*WRITTEN EXERCISE:* List all lines in the material below that contain "image".

*MATERIAL SHOWN:*
****
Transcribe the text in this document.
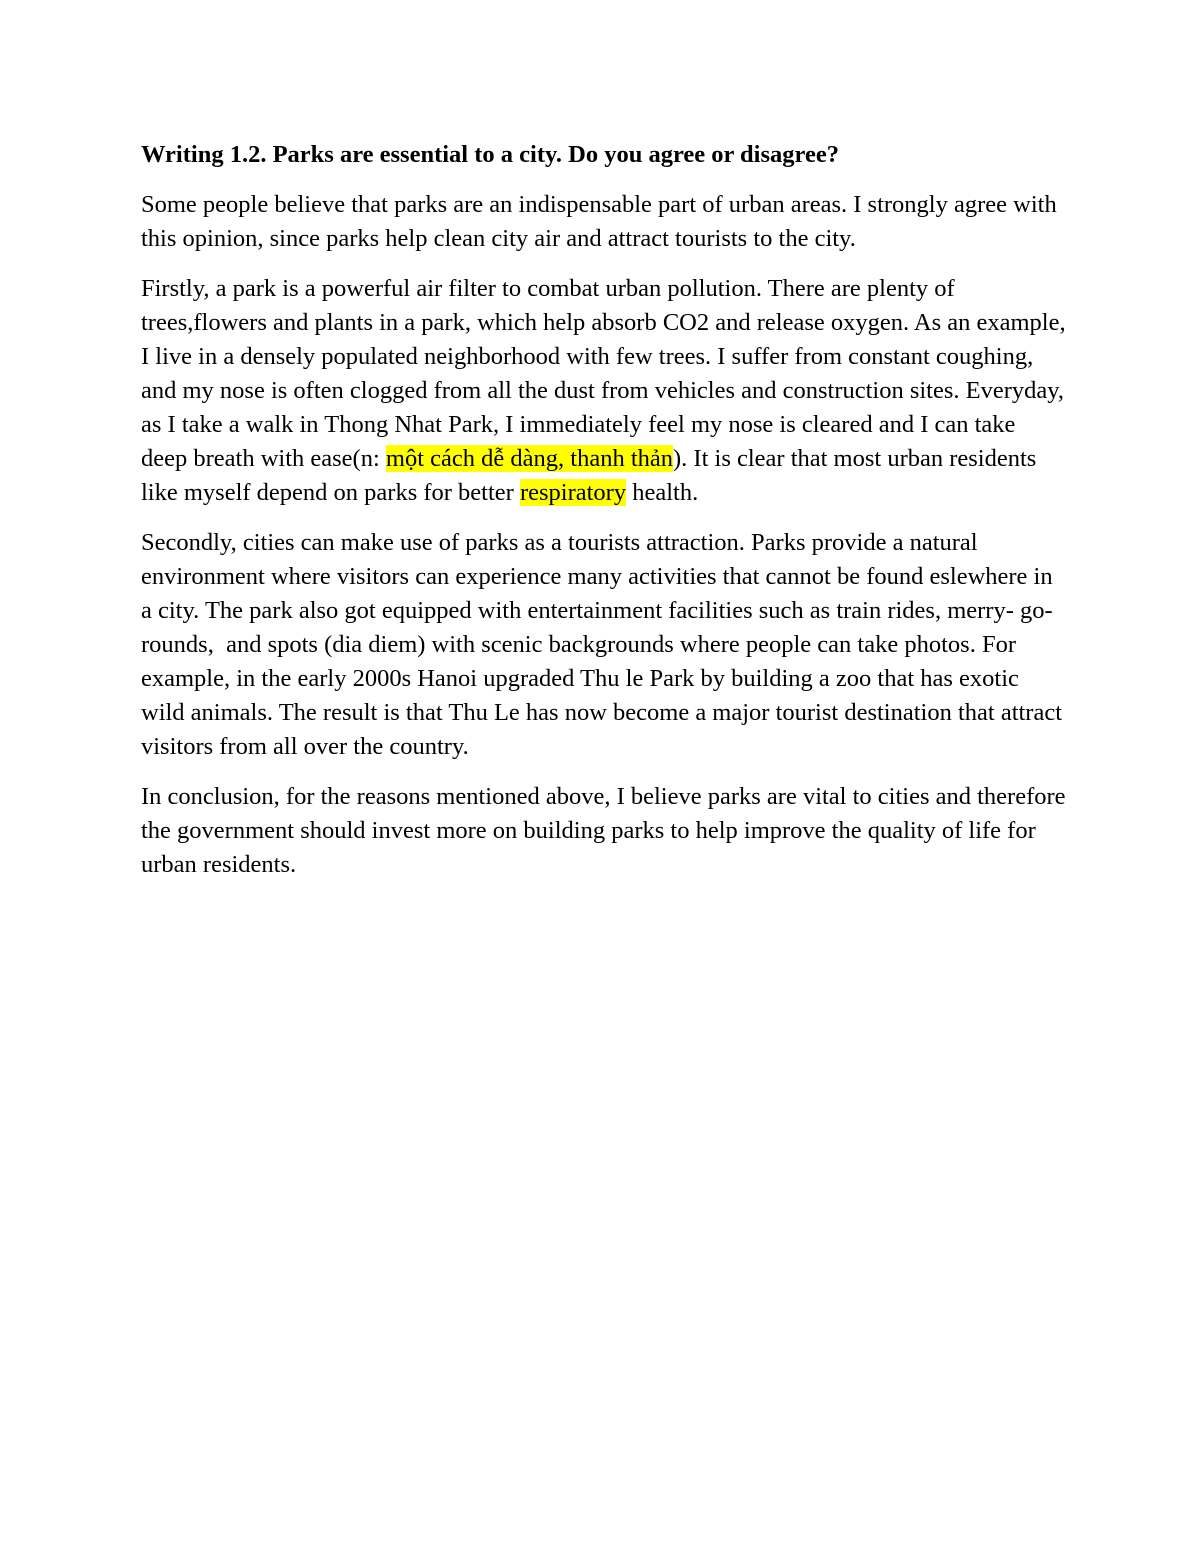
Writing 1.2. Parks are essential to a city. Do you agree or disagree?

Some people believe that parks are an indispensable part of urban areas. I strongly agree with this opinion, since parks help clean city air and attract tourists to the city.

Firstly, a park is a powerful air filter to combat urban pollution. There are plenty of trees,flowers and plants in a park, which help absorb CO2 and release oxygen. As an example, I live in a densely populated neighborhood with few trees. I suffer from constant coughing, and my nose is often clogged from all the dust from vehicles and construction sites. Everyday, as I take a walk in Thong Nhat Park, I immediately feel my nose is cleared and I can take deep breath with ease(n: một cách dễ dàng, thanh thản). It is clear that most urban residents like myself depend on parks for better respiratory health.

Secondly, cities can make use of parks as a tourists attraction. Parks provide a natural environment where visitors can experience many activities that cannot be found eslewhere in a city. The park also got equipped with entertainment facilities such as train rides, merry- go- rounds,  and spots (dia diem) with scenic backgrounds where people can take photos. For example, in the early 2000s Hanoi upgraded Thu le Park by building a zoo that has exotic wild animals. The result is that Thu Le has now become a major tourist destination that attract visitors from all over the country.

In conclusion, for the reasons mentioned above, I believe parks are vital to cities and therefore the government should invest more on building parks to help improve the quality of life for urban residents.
****
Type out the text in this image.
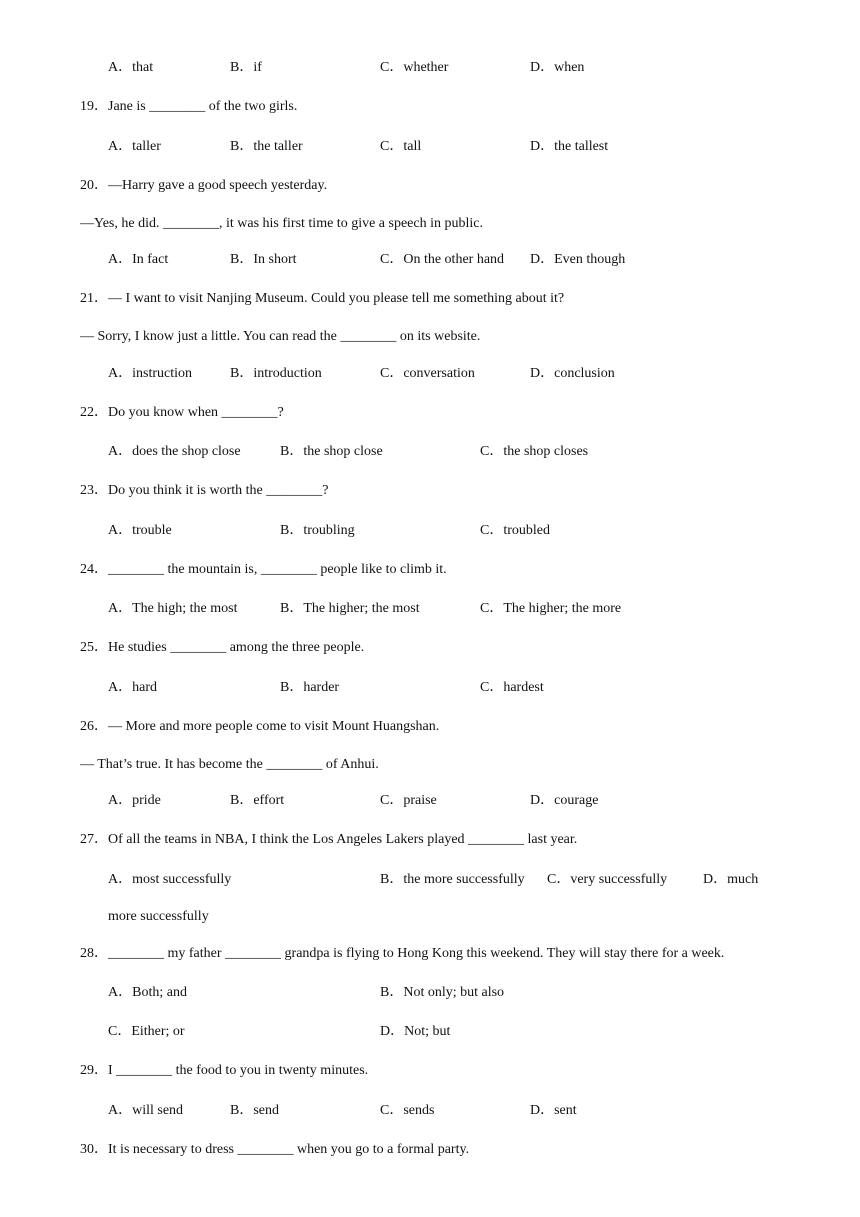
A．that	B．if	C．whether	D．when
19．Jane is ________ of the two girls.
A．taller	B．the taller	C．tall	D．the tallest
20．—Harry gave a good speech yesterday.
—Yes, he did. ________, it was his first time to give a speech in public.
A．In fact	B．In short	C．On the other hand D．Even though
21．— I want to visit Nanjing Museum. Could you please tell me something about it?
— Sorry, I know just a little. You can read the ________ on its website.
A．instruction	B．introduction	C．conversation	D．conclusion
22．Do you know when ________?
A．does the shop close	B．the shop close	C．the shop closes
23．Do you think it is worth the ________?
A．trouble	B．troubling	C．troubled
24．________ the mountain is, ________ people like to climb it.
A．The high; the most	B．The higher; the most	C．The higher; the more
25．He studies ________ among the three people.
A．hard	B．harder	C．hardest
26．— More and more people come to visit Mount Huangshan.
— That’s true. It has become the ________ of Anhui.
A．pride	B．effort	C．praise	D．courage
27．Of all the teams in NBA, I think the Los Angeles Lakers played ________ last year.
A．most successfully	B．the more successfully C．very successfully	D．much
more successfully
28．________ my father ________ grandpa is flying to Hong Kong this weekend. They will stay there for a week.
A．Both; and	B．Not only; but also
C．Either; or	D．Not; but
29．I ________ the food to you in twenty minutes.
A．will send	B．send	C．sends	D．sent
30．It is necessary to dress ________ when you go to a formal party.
****
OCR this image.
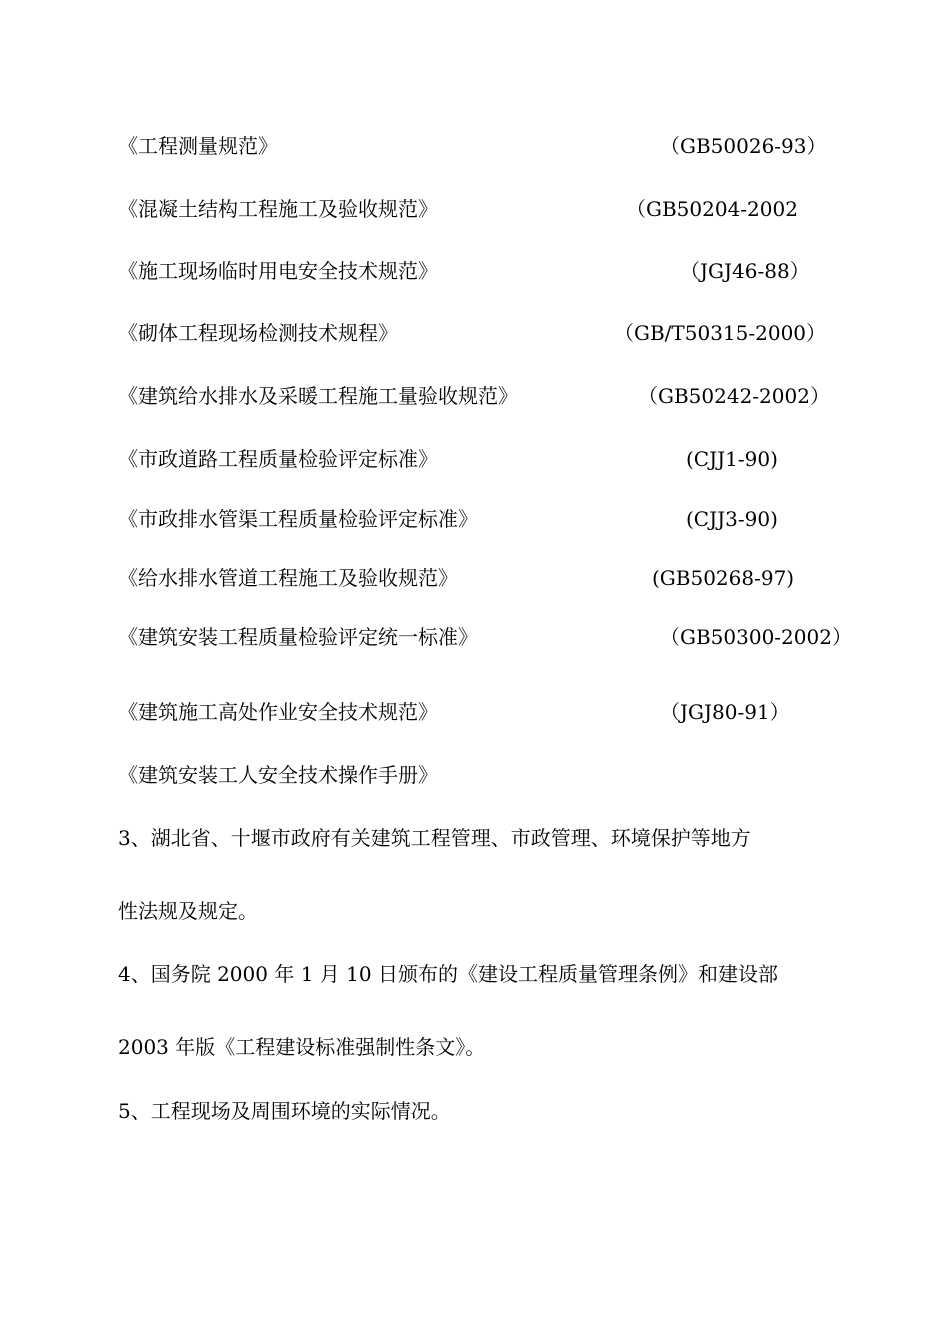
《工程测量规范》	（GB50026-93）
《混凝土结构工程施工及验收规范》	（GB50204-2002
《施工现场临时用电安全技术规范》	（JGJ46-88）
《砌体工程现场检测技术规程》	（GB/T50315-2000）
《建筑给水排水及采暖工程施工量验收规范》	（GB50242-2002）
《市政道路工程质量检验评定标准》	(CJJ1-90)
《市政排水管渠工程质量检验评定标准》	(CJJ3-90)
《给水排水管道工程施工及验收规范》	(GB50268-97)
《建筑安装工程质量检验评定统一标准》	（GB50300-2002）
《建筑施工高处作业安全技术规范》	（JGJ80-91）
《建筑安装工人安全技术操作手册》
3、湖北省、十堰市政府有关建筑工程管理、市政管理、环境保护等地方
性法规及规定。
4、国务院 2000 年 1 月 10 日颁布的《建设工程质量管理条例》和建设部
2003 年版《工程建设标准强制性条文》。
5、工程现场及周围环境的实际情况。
****
*PROBLEM SOLUTION:*
Type out the text in this image.
OCR this image.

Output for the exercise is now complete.